──────── Given records

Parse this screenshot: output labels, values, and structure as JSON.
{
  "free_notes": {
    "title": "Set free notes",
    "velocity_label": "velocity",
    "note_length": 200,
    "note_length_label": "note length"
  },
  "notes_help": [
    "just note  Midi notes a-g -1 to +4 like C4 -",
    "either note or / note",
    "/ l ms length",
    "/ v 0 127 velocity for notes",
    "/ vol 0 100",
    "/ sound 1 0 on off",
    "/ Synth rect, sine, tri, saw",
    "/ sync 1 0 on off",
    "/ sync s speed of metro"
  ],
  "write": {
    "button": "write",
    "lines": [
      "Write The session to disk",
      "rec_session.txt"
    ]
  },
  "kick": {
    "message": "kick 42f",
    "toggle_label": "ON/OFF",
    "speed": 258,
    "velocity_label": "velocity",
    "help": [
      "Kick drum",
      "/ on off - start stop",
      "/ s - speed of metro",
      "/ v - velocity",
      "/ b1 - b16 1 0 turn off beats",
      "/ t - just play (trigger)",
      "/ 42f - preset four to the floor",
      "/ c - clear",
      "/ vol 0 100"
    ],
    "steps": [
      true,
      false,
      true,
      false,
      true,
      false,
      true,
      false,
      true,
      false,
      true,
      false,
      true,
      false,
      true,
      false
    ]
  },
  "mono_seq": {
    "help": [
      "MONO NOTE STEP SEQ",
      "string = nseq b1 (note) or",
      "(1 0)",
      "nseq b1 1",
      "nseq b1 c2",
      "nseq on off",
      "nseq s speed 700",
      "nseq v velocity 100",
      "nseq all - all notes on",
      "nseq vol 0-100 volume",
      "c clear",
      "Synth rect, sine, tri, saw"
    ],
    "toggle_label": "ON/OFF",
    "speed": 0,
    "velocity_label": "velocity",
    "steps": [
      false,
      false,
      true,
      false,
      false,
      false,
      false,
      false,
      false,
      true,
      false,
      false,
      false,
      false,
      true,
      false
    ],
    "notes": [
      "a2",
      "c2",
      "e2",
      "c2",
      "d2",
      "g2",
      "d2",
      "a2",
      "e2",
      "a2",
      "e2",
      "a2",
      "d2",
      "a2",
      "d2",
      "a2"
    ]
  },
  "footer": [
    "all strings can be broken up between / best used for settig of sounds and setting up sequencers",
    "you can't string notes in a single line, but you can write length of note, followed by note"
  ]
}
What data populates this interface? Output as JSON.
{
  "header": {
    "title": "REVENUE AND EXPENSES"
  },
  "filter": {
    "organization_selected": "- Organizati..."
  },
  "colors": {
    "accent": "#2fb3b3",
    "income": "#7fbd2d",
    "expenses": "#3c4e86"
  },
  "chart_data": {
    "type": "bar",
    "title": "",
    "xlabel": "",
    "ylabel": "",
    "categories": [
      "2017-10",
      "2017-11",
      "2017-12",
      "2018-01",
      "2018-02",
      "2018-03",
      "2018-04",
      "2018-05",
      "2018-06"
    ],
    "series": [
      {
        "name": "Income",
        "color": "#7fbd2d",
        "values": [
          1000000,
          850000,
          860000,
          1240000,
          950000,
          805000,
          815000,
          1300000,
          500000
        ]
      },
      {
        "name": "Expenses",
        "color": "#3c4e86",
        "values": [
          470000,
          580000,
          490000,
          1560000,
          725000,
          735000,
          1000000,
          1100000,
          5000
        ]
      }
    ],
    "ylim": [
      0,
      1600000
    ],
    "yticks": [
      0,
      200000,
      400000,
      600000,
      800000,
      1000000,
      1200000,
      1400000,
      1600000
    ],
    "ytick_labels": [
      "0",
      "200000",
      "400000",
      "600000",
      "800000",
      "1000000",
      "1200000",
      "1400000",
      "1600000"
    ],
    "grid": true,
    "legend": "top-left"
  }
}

────────────────

Given problem: Only the number is wanted: how many lines in the data include the word "JSON"?

Answer to the exercise: 2